GIVEN TASK:
Exactly as written, retype the listing below, omitting the pictures.
+===+
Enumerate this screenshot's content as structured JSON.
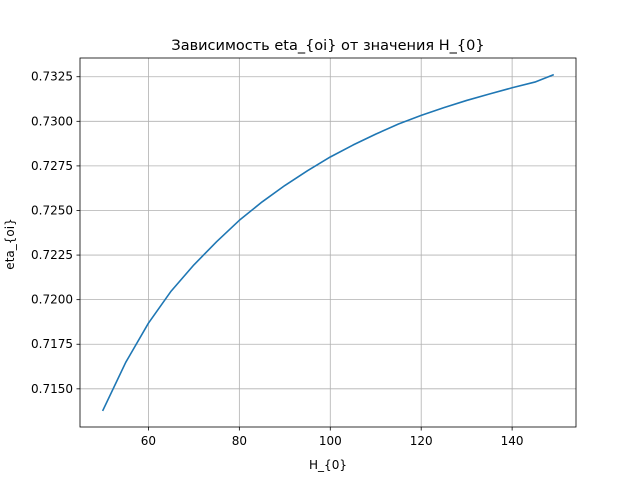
{
  "chart_data": {
    "type": "line",
    "title": "Зависимость eta_{oi} от значения H_{0}",
    "xlabel": "H_{0}",
    "ylabel": "eta_{oi}",
    "xlim": [
      44.95,
      154.05
    ],
    "ylim": [
      0.71286,
      0.73355
    ],
    "xticks": [
      60,
      80,
      100,
      120,
      140
    ],
    "xtick_labels": [
      "60",
      "80",
      "100",
      "120",
      "140"
    ],
    "yticks": [
      0.715,
      0.7175,
      0.72,
      0.7225,
      0.725,
      0.7275,
      0.73,
      0.7325
    ],
    "ytick_labels": [
      "0.7150",
      "0.7175",
      "0.7200",
      "0.7225",
      "0.7250",
      "0.7275",
      "0.7300",
      "0.7325"
    ],
    "grid": true,
    "line_color": "#1f77b4",
    "series": [
      {
        "x": [
          50,
          55,
          60,
          65,
          70,
          75,
          80,
          85,
          90,
          95,
          100,
          105,
          110,
          115,
          120,
          125,
          130,
          135,
          140,
          145,
          149
        ],
        "y": [
          0.7138,
          0.71648,
          0.71868,
          0.72048,
          0.72195,
          0.72325,
          0.72445,
          0.72548,
          0.7264,
          0.72723,
          0.728,
          0.72867,
          0.72928,
          0.72985,
          0.73033,
          0.73077,
          0.73117,
          0.73153,
          0.73188,
          0.7322,
          0.7326
        ]
      }
    ]
  }
}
+===+
FULL OUTPUT:
Enumerate this screenshot's content as structured JSON.
{
  "chart_data": {
    "type": "line",
    "title": "Зависимость eta_{oi} от значения H_{0}",
    "xlabel": "H_{0}",
    "ylabel": "eta_{oi}",
    "xlim": [
      44.95,
      154.05
    ],
    "ylim": [
      0.71286,
      0.73355
    ],
    "xticks": [
      60,
      80,
      100,
      120,
      140
    ],
    "xtick_labels": [
      "60",
      "80",
      "100",
      "120",
      "140"
    ],
    "yticks": [
      0.715,
      0.7175,
      0.72,
      0.7225,
      0.725,
      0.7275,
      0.73,
      0.7325
    ],
    "ytick_labels": [
      "0.7150",
      "0.7175",
      "0.7200",
      "0.7225",
      "0.7250",
      "0.7275",
      "0.7300",
      "0.7325"
    ],
    "grid": true,
    "line_color": "#1f77b4",
    "series": [
      {
        "x": [
          50,
          55,
          60,
          65,
          70,
          75,
          80,
          85,
          90,
          95,
          100,
          105,
          110,
          115,
          120,
          125,
          130,
          135,
          140,
          145,
          149
        ],
        "y": [
          0.7138,
          0.71648,
          0.71868,
          0.72048,
          0.72195,
          0.72325,
          0.72445,
          0.72548,
          0.7264,
          0.72723,
          0.728,
          0.72867,
          0.72928,
          0.72985,
          0.73033,
          0.73077,
          0.73117,
          0.73153,
          0.73188,
          0.7322,
          0.7326
        ]
      }
    ]
  }
}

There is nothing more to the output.